* **DOCUMENT PASSAGE**
•••

Patients treated with the HeartMate II left ventricular assist device (LVAD) may be at higher risk for device thrombosis, based on the findings of a study published online Nov. 27 in the New England Journal of Medicine. Researchers found an increase in the number of thromboses compared with the results of pre-approval clinical trials.
The device became a key component of treatment for advanced heart failure, but a review of data at one center found a sudden increase in thromboses, explained the authors, led by Randall C. Starling, MD, MPH, of the Cleveland Clinic in Ohio. To determine whether these were isolated incidents, the investigators combined data from two other centers to determine the number of device thrombosis cases and of elevated lactate dehydrogenase (LDH), its biomarker.
There were 895 HeartMate II (Thoratec) devices implanted in 837 patients at the Cleveland Clinic, Washington University Barnes-Jewish Hospital and Duke University Medical Center.
There were a total of 72 thromboses in 66 patients and 36 others were suspected. The incidence of device thrombosis increased from 2.2 percent to 8.4 percent three months after implantation. Thromboses happened quicker between March 2011 and January 2013—before March 2011, thrombosis happened an average of 18.6 months after implantation and after March 2011, the average time dropped to 2.7 months.
Elevated LDH levels followed a similar pattern. LDH elevation more than doubled prior to thrombosis, from 540 international units per liter (IU/L]) to 1,490 IU/L in the weeks before diagnosis.

•••

* **INFORMATION SUPPLIED**
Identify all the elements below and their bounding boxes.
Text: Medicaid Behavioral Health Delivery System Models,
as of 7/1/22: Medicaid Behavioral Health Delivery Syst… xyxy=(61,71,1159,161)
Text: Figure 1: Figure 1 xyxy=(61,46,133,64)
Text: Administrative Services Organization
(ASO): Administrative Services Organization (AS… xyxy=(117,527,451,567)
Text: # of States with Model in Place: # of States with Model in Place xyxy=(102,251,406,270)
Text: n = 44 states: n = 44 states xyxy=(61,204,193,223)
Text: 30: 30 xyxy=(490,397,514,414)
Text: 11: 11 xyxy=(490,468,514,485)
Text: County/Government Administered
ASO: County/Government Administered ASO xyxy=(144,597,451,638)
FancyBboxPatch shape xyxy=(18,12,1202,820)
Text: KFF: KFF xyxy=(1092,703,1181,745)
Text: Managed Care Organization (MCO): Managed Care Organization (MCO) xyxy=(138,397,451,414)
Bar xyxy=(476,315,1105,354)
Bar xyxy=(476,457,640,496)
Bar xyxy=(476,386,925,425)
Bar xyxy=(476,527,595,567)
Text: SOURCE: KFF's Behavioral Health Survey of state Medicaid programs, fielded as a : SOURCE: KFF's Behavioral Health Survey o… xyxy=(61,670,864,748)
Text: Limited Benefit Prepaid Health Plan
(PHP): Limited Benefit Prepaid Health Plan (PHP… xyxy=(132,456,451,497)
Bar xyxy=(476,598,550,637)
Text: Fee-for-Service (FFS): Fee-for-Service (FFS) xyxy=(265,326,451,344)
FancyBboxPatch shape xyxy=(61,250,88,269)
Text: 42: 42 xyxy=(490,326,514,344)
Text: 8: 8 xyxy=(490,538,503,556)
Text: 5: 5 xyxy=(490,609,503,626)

•••

* **WORK INSTRUCTIONS**
Please continue the article above about HeartMate II device thrombosis from where it stops.

* **FINAL ANSWER**
These incidents led to significant morbidity and mortality. There were 11 patients who required heart transplants and 21 who needed pump replacement. Among 40 thromboses in 40 patients who did not undergo either a transplant or a replacement, mortality was 48.2 percent within six months after thrombosis.
Starling and colleagues noted that their data differed from an analysis done by the Interagency Registry for Mechanically Assisted Circulatory Support (INTERMACS), a registry that gathers clinical data from patients with circulatory support devices. INTERMACS found that cases of thrombosis increased from 2 percent before May 2011 to 5 percent after that month. The differences, the authors explained, may be due to underdiagnosed pump thrombosis prior to 2011 and the possibility that elevated LDH did not always lead to clinically obvious device thrombosis.
They stressed the need for a closer look into patient and device variables that could put patients at risk as well as ways to prevent this type of incident.
“We recognize that LVADs provide life-sustaining treatment for many patients with advanced heart failure,” the authors wrote. “However, recommendations for LVAD therapy should account for this updated risk-benefit profile.”